# start of DATASET EXCERPTS

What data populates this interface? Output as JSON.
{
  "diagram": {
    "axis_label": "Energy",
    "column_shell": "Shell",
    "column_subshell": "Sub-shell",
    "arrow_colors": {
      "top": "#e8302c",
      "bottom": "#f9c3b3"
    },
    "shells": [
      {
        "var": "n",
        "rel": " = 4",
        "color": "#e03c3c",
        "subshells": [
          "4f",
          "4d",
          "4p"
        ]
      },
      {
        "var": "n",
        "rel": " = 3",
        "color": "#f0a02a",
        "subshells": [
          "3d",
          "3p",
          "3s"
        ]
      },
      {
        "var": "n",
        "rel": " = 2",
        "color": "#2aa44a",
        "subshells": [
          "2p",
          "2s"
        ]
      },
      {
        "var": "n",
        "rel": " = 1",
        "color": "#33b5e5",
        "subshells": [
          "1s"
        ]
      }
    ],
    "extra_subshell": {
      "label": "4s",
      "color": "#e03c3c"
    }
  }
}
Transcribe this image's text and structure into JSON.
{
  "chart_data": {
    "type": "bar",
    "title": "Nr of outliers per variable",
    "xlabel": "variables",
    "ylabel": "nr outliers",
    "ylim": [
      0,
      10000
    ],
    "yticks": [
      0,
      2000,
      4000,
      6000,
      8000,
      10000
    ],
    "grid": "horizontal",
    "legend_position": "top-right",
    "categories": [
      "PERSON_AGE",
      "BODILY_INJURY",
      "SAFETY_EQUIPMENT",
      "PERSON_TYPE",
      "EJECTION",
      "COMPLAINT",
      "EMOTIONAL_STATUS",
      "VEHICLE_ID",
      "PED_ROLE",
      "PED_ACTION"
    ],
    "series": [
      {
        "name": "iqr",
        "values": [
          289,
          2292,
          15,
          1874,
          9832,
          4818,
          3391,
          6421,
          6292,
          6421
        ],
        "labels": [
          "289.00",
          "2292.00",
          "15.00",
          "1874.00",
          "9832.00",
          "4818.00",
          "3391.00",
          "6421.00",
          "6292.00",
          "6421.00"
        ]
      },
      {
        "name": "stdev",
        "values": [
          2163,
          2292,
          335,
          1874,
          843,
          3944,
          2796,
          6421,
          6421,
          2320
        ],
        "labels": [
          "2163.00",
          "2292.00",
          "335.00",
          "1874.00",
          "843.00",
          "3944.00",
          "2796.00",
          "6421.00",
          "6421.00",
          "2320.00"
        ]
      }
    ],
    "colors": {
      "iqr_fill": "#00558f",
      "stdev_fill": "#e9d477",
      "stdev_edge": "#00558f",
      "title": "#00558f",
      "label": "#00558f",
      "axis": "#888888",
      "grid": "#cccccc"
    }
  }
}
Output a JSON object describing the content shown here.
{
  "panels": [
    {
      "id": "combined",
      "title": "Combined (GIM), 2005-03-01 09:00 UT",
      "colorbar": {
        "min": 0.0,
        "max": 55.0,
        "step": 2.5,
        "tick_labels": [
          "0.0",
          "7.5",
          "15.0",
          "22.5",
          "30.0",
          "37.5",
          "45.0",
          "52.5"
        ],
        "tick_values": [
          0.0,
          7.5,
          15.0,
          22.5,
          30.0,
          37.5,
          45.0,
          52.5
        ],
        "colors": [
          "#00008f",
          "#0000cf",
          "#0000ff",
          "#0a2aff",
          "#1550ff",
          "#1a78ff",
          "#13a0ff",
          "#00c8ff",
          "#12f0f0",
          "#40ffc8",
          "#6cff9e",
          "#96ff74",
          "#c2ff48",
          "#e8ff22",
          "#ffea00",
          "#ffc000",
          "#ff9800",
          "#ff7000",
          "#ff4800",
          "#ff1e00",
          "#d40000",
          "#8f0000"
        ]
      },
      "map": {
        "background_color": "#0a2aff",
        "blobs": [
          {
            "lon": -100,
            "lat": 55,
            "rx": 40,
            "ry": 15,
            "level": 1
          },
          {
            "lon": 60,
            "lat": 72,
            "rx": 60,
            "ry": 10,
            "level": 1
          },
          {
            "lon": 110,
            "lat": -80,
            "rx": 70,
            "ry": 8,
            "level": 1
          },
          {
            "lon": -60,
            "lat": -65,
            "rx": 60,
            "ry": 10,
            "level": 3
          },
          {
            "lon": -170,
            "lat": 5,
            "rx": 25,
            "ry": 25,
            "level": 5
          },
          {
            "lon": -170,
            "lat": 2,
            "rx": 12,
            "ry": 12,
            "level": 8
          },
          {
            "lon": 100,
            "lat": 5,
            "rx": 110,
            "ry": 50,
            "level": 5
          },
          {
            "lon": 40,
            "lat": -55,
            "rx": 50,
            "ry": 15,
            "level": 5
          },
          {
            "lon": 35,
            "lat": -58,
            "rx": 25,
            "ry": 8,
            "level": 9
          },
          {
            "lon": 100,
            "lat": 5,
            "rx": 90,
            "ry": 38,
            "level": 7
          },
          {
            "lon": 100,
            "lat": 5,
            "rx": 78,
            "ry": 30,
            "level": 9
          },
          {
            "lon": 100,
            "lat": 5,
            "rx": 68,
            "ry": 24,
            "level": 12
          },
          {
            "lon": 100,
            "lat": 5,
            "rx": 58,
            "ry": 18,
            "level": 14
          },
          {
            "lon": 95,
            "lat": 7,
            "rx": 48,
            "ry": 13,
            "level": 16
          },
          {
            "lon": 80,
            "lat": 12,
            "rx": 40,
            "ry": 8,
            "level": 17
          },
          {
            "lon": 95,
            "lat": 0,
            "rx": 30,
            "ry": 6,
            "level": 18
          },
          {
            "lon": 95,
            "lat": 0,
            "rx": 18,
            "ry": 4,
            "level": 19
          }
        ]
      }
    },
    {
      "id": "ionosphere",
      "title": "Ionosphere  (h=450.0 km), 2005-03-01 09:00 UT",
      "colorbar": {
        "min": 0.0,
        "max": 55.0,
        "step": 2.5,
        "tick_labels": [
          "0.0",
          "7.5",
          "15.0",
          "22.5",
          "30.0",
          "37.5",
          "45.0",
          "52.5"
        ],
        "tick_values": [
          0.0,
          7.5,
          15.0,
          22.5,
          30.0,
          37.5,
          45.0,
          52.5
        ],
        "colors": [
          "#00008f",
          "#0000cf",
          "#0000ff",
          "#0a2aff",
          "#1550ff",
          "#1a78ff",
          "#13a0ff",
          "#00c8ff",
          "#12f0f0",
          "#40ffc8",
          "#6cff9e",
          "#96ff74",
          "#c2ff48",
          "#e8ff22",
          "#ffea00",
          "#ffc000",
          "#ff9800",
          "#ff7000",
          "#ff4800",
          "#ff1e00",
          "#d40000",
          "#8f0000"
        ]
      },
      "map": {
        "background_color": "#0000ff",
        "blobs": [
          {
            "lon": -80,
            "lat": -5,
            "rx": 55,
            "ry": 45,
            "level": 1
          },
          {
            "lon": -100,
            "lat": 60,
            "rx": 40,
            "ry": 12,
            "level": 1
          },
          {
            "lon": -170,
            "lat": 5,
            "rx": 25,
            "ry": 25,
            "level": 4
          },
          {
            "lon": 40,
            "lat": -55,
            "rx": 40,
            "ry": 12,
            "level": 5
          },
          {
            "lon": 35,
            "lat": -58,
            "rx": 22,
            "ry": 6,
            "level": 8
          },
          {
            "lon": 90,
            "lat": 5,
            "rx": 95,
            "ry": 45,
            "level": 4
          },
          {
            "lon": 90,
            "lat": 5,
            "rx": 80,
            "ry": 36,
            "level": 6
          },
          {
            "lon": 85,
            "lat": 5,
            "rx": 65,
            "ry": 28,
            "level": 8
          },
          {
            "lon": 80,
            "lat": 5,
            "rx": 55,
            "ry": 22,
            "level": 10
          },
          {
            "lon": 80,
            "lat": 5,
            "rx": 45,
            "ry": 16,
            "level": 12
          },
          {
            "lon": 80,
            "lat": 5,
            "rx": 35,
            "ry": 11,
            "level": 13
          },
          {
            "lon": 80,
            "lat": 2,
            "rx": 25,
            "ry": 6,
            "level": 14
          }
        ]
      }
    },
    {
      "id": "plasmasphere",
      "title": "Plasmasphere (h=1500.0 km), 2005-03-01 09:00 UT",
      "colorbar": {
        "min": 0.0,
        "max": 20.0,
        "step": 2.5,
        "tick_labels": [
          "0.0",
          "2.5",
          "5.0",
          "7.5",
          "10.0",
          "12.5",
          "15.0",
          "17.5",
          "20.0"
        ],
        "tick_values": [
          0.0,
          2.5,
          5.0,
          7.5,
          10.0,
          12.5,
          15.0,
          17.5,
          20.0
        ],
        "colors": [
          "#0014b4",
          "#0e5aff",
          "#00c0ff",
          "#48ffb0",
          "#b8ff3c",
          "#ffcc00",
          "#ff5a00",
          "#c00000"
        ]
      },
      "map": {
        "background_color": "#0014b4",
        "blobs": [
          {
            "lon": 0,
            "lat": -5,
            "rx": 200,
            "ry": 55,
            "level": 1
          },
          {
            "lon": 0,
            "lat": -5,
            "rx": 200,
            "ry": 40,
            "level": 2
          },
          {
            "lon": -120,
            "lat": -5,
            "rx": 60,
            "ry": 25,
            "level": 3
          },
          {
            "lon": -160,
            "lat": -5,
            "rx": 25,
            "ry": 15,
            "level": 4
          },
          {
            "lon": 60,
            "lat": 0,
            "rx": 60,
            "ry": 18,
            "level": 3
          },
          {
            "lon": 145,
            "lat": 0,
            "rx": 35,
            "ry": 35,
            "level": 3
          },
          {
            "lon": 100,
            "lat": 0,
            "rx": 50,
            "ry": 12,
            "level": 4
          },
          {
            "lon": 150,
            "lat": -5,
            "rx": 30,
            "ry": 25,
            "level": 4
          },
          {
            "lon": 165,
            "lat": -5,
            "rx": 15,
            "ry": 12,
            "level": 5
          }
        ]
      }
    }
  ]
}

# end of DATASET EXCERPTS

**REQUIREMENT:** Review the preceding data and report every line that includes the string "Output".

**CORRECT ANSWER:**
What data populates this interface? Output as JSON.
Output a JSON object describing the content shown here.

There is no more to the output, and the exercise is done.